THE PROBLEM →
Write out the entries below once more, exactly.

____

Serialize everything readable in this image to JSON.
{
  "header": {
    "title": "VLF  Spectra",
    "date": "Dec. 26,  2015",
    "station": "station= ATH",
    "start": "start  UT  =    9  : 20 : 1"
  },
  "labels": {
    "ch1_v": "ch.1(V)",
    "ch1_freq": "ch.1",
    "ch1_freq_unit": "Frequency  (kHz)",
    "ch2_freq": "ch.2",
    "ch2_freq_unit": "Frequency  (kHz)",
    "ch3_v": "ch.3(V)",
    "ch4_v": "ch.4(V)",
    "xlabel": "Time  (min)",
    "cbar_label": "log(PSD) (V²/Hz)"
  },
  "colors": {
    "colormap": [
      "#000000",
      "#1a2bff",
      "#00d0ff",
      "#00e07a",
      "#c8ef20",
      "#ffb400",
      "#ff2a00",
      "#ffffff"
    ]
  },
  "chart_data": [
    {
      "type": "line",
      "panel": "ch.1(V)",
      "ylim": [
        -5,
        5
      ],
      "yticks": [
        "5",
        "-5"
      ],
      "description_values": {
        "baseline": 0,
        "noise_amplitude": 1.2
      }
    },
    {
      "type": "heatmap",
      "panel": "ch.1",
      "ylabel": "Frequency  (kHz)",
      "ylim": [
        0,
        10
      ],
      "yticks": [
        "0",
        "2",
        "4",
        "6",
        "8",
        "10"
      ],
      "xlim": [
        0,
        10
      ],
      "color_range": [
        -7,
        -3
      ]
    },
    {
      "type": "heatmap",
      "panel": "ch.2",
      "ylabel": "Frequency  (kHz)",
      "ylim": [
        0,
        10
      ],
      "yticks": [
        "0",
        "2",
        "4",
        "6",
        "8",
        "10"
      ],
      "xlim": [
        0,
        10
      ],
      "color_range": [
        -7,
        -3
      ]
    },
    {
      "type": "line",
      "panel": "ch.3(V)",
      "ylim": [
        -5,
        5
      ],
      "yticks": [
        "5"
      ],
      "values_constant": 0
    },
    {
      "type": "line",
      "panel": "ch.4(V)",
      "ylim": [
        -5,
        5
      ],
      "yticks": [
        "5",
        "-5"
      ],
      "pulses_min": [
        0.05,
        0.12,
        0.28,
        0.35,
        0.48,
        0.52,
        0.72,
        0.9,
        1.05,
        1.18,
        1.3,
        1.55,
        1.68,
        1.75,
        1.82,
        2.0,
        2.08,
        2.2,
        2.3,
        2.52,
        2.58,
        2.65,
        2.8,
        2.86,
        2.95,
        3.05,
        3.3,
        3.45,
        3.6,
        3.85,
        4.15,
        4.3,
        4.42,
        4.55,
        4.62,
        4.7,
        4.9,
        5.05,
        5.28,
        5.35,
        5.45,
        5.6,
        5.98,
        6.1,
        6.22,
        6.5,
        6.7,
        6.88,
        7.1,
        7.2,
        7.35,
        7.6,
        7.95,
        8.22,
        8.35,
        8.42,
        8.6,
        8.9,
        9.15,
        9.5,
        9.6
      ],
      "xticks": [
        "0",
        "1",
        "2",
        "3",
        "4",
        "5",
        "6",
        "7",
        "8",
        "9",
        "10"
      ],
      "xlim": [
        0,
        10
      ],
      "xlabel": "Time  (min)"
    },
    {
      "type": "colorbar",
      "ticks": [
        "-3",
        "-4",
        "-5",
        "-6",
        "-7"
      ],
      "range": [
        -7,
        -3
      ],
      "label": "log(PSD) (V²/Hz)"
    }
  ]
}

____

FINISHED TASK →
Serialize everything readable in this image to JSON.
{
  "header": {
    "title": "VLF  Spectra",
    "date": "Dec. 26,  2015",
    "station": "station= ATH",
    "start": "start  UT  =    9  : 20 : 1"
  },
  "labels": {
    "ch1_v": "ch.1(V)",
    "ch1_freq": "ch.1",
    "ch1_freq_unit": "Frequency  (kHz)",
    "ch2_freq": "ch.2",
    "ch2_freq_unit": "Frequency  (kHz)",
    "ch3_v": "ch.3(V)",
    "ch4_v": "ch.4(V)",
    "xlabel": "Time  (min)",
    "cbar_label": "log(PSD) (V²/Hz)"
  },
  "colors": {
    "colormap": [
      "#000000",
      "#1a2bff",
      "#00d0ff",
      "#00e07a",
      "#c8ef20",
      "#ffb400",
      "#ff2a00",
      "#ffffff"
    ]
  },
  "chart_data": [
    {
      "type": "line",
      "panel": "ch.1(V)",
      "ylim": [
        -5,
        5
      ],
      "yticks": [
        "5",
        "-5"
      ],
      "description_values": {
        "baseline": 0,
        "noise_amplitude": 1.2
      }
    },
    {
      "type": "heatmap",
      "panel": "ch.1",
      "ylabel": "Frequency  (kHz)",
      "ylim": [
        0,
        10
      ],
      "yticks": [
        "0",
        "2",
        "4",
        "6",
        "8",
        "10"
      ],
      "xlim": [
        0,
        10
      ],
      "color_range": [
        -7,
        -3
      ]
    },
    {
      "type": "heatmap",
      "panel": "ch.2",
      "ylabel": "Frequency  (kHz)",
      "ylim": [
        0,
        10
      ],
      "yticks": [
        "0",
        "2",
        "4",
        "6",
        "8",
        "10"
      ],
      "xlim": [
        0,
        10
      ],
      "color_range": [
        -7,
        -3
      ]
    },
    {
      "type": "line",
      "panel": "ch.3(V)",
      "ylim": [
        -5,
        5
      ],
      "yticks": [
        "5"
      ],
      "values_constant": 0
    },
    {
      "type": "line",
      "panel": "ch.4(V)",
      "ylim": [
        -5,
        5
      ],
      "yticks": [
        "5",
        "-5"
      ],
      "pulses_min": [
        0.05,
        0.12,
        0.28,
        0.35,
        0.48,
        0.52,
        0.72,
        0.9,
        1.05,
        1.18,
        1.3,
        1.55,
        1.68,
        1.75,
        1.82,
        2.0,
        2.08,
        2.2,
        2.3,
        2.52,
        2.58,
        2.65,
        2.8,
        2.86,
        2.95,
        3.05,
        3.3,
        3.45,
        3.6,
        3.85,
        4.15,
        4.3,
        4.42,
        4.55,
        4.62,
        4.7,
        4.9,
        5.05,
        5.28,
        5.35,
        5.45,
        5.6,
        5.98,
        6.1,
        6.22,
        6.5,
        6.7,
        6.88,
        7.1,
        7.2,
        7.35,
        7.6,
        7.95,
        8.22,
        8.35,
        8.42,
        8.6,
        8.9,
        9.15,
        9.5,
        9.6
      ],
      "xticks": [
        "0",
        "1",
        "2",
        "3",
        "4",
        "5",
        "6",
        "7",
        "8",
        "9",
        "10"
      ],
      "xlim": [
        0,
        10
      ],
      "xlabel": "Time  (min)"
    },
    {
      "type": "colorbar",
      "ticks": [
        "-3",
        "-4",
        "-5",
        "-6",
        "-7"
      ],
      "range": [
        -7,
        -3
      ],
      "label": "log(PSD) (V²/Hz)"
    }
  ]
}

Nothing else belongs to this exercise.